▸ **Brano**
((
Gli affari andarono a gonfie vele e la fabbrica venne sempre più ingrandendosi tanto che intorno al 1920 furono costruiti un nuovo, grandioso stabilimento nel quartiere di Mooca – oggi sussiste ancora anche se trasformato in centro commerciale – e, intorno ad esso, seguendo la tradizione degli industriali bustocchi, case per i dipendenti, un asilo intitolato alla moglie e fin uno stadio per il “Cotonificio Rodolfo Crespi Futebol Clube”, in seguito rinominato “Clube Atlético Juventus”. La creazione che più stava a cuore al conte fu però l’Istituto Medio Italo-Brasiliano “Dante Alighieri” al quale profuse fino alla scomparsa energia e denaro, orgoglioso che i figli degli emigranti potessero apprendere la lingua e la cultura italiane.
Paolo Ferrario con la sua usuale scrupolosità ci illumina anche sulla famiglia, allietata da quattro figli tutti accasati più che bene, e su un delitto che la coinvolse nel 1929 quando l’autista personale della moglie del conte Dino, il figlio secondogenito, essendo stato licenziato, lo uccise a colpi di pistola. Proprio per ricordarlo i conti Crespi proprio in quei giorni in Italia per incontrare figure di primo piano del mondo politico e industriale di allora, in una visita di cortesia a Busto Arsizio, offrirono all’Ospedale, allora autorevolmente diretto dal professor Solaro, “titoli del Littorio per il valore di un milione di lire” da assegnare come premio “al miglior lavoro scientifico opera di un medico bustese” e per istituire una biblioteca specializzata, tuttora intitolata alla memoria del conte Dino.
L’indagine di Paolo Ferrario ci informa anche della chiusura, dopo la seconda guerra, dell’azienda e dell’epilogo di questa famiglia, oggi ormai estinta. Di uno dei figli di Dino, che prese il nome dal nonno, Paolo Ferrario fa solo, e giustamente, un cenno, ma per chi è curioso, come il sottoscritto, dei “gossip” degli anni della Dolce Vita, si può offrire qualche notizia in più. Rodolfo Crespi, noto nel jet set internazionale come Rudy e come il conte Bubi della Baggina in “L’imperatore di Capri” di Totò, lasciato il Brasile nel 1946, seppe animare, bello, raffinato e charmant, le cronache mondane degli anni Cinquanta e Sessanta del secolo scorso insieme alla moglie, Consuelo O’ Connor, bellissima, elegantissima e ammiratissima. Organizzarono feste e balli memorabili e si occuparono di pubbliche relazioni nel mondo della moda, divulgando lo chic e l’originalità dei sarti italiani. Sui rotocalchi di allora era tutto un vederli fotografati, sempre perfetti, mai un capello fuori posto, accanto agli Agnelli, ai Kennedy e ai Getty che ricevevano nelle loro case stupende di New York, Roma, Capri e Sabaudia.
Chissà se nonno Rodolfo, partito solo con la valigia di cartone dalla modestissima casa di via Solferino ma con tanta voglia di fare, avrebbe approvato le svagatezze mondane e il lusso esibito con cui Rudy scelse di vivere.
))
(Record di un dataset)
((
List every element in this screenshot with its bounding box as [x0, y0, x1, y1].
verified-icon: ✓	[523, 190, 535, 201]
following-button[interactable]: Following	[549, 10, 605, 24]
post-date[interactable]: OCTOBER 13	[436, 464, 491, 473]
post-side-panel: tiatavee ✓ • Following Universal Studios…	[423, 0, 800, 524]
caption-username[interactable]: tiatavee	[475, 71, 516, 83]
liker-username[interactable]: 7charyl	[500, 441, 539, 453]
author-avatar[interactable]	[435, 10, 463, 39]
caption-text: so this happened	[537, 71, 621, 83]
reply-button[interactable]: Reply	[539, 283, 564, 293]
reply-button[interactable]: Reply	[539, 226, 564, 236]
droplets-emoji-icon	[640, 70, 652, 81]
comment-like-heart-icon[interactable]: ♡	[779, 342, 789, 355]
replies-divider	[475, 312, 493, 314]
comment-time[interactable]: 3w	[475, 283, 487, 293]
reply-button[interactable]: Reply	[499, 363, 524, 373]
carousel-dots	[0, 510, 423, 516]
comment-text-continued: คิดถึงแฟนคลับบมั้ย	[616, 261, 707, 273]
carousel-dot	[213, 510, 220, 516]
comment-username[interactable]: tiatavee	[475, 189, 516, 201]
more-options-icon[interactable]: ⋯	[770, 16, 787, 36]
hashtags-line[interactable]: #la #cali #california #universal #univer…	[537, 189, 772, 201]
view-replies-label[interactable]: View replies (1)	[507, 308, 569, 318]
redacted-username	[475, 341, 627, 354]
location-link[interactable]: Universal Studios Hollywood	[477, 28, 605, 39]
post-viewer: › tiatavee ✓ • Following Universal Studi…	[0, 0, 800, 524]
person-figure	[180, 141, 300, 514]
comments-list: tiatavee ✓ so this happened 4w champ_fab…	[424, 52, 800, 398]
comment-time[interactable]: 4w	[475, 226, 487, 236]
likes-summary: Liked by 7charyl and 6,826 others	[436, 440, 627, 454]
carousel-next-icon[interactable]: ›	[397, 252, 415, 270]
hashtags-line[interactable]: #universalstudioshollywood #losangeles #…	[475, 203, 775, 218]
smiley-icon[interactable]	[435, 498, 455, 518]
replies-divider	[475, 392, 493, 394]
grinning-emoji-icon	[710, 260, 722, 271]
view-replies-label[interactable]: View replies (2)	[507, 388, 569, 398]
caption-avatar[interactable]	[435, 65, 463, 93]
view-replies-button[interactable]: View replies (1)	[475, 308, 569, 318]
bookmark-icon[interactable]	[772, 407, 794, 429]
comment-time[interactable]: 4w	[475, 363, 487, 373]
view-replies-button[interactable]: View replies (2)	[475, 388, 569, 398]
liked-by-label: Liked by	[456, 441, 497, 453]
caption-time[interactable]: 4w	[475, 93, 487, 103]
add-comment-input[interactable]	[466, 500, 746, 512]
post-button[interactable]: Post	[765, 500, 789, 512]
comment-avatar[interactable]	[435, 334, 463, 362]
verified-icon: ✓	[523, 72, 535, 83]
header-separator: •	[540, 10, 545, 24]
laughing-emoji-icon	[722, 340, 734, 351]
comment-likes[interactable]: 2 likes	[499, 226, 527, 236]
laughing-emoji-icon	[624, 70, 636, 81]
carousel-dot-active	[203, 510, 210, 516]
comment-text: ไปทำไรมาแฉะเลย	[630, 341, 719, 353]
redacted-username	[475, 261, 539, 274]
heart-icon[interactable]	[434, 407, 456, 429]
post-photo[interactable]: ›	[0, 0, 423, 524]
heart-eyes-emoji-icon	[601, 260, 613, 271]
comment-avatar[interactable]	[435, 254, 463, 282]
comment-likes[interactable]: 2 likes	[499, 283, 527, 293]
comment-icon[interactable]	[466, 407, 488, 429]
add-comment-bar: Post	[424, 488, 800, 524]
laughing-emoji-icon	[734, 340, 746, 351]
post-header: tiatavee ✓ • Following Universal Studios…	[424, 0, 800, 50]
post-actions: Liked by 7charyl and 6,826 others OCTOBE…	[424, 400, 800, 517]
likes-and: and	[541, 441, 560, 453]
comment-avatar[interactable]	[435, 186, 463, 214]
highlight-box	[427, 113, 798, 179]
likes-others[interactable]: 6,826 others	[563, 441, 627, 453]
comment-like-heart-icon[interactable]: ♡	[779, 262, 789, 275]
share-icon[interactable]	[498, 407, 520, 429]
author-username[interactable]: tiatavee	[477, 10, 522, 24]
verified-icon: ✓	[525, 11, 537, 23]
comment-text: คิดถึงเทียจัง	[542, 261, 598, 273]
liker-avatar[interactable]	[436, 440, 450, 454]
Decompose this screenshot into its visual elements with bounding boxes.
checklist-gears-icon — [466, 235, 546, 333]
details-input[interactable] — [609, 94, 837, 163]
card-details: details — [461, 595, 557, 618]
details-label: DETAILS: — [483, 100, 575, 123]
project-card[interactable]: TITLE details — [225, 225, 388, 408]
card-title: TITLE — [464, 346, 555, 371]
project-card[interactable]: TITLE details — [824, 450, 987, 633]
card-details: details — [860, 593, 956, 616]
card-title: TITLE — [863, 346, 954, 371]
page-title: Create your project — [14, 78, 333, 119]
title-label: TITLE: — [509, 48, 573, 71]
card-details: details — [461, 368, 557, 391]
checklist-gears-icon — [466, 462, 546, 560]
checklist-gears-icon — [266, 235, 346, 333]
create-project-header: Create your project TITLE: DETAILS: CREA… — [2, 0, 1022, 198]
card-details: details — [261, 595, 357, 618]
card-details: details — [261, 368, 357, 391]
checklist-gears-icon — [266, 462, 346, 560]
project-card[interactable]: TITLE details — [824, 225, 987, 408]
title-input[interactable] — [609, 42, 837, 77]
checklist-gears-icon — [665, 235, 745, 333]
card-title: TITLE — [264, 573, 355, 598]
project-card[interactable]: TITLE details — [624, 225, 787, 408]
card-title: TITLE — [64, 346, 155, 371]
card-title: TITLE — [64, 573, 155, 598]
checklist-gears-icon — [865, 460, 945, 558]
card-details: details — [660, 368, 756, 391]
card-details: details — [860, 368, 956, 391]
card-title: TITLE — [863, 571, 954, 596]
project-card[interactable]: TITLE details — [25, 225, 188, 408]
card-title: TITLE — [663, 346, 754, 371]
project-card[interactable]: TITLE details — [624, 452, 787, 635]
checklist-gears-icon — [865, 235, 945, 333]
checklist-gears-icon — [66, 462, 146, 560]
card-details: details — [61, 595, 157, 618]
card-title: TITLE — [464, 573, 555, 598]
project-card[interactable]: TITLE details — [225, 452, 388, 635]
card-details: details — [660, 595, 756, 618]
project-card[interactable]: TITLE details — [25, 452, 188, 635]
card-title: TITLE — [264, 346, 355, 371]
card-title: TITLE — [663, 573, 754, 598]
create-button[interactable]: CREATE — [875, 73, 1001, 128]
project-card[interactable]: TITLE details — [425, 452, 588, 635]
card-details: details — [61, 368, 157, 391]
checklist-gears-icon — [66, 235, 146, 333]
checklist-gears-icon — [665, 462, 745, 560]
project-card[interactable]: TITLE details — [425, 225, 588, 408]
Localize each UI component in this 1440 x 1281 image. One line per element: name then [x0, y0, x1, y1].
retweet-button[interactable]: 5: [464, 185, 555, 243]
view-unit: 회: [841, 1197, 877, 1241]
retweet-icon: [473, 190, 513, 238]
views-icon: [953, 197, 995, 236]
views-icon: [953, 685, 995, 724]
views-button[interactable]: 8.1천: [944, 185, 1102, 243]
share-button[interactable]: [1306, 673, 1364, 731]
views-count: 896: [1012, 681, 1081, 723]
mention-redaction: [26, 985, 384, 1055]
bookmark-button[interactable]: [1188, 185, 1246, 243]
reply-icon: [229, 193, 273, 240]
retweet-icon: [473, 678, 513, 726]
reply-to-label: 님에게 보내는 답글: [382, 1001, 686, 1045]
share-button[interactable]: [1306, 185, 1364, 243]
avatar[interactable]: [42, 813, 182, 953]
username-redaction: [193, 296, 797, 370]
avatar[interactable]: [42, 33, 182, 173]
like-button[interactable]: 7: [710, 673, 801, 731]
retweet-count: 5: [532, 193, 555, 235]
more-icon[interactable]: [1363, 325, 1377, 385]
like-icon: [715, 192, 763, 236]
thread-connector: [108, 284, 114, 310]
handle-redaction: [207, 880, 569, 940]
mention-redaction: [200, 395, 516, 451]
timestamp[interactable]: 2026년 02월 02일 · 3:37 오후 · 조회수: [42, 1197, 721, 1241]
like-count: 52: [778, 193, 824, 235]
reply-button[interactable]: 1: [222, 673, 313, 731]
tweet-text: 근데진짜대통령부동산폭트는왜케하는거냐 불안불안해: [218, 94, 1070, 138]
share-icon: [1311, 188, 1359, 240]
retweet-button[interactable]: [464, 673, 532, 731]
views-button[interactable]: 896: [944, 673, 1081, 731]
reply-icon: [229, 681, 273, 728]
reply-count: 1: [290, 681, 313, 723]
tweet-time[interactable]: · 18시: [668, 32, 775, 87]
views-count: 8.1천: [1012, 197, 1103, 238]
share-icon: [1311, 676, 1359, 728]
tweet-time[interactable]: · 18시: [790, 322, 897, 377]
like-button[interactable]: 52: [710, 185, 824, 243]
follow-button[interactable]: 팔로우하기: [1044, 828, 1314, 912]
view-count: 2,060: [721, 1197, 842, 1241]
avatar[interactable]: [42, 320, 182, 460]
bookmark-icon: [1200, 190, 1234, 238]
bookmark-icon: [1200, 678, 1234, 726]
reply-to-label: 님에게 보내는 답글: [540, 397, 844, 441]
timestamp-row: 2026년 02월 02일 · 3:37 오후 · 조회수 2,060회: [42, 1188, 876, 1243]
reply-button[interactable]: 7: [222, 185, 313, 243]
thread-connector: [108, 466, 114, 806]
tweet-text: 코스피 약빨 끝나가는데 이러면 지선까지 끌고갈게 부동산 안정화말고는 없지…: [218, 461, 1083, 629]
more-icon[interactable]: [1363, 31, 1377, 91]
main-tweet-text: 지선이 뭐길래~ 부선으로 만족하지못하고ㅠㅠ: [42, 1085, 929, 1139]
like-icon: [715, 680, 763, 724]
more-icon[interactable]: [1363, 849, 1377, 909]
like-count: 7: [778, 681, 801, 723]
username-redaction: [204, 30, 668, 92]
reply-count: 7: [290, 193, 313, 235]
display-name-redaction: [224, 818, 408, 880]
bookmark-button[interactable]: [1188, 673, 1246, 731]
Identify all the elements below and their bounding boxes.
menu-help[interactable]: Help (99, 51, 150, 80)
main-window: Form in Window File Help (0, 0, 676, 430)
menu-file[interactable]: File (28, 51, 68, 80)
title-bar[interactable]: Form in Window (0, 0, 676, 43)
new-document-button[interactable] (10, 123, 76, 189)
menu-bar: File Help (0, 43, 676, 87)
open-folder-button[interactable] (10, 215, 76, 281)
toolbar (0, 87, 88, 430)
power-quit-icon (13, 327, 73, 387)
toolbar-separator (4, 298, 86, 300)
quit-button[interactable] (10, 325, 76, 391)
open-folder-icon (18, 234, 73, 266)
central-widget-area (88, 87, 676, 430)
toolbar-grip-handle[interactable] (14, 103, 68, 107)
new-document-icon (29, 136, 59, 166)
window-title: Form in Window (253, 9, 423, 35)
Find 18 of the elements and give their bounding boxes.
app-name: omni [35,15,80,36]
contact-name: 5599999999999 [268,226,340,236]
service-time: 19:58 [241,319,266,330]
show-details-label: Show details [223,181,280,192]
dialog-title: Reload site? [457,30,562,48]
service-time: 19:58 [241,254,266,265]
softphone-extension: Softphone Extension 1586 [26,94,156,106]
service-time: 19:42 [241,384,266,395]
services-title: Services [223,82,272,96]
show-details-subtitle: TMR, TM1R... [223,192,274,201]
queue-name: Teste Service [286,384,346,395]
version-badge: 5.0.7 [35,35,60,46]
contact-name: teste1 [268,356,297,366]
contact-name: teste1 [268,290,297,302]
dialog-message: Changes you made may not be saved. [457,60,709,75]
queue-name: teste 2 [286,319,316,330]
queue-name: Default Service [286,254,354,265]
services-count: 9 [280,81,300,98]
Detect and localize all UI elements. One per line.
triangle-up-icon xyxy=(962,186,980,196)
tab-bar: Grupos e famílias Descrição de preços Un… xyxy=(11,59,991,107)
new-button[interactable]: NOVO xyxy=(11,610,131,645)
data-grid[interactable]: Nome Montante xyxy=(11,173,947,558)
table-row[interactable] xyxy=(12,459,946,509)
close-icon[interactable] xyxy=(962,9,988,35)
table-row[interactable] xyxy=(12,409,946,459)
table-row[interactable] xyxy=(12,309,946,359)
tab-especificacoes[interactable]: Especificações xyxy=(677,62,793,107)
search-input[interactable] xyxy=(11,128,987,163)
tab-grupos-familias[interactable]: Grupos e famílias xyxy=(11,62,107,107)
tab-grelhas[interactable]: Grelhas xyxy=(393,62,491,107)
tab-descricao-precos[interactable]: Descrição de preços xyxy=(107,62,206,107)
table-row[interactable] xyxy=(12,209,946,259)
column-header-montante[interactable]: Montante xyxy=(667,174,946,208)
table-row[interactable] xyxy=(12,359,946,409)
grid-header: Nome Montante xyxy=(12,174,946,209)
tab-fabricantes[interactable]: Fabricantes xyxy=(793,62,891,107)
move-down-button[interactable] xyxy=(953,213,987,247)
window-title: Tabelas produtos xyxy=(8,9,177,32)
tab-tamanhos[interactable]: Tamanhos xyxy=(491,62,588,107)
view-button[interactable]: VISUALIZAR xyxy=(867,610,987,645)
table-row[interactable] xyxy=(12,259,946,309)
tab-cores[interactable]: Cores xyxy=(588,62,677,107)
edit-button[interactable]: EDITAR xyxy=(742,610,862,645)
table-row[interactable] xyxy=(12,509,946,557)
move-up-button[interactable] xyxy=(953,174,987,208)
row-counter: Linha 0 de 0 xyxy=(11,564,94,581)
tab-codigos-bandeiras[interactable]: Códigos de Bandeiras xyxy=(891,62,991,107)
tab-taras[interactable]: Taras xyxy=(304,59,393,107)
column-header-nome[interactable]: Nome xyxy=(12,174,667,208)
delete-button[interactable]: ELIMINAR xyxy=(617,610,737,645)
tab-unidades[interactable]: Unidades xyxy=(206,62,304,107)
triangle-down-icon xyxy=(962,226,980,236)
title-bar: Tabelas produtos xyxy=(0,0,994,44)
))
▸ **Consegne**
1. Rispondi a queste domande sul brano:
(a) Intorno a quale anno fu costruito il nuovo stabilimento nel quartiere di Mooca?
(b) Chi dirigeva l'Ospedale quando i conti Crespi offrirono i titoli del Littorio?
(c) In che anno Rudy lasciò il Brasile?
2. Queste affermazioni concordano con il brano? Rispondi sì o no e cita le parole del brano che lo stabiliscono.
(a) Il club di calcio del cotonificio cambiò poi nome in "Clube Atlético Juventus".
(b) Lo stabilimento di Mooca oggi non esiste più.
(c) La famiglia Crespi ha ancora oggi dei discendenti.
I dati non servono per svolgere quanto richiesto.

▸ **Risposte**
1.
(a) Intorno al 1920.
(b) Il professor Solaro.
(c) Nel 1946.

2.
(a) Sì: «in seguito rinominato “Clube Atlético Juventus”».
(b) No: «oggi sussiste ancora anche se trasformato in centro commerciale».
(c) No: «oggi ormai estinta».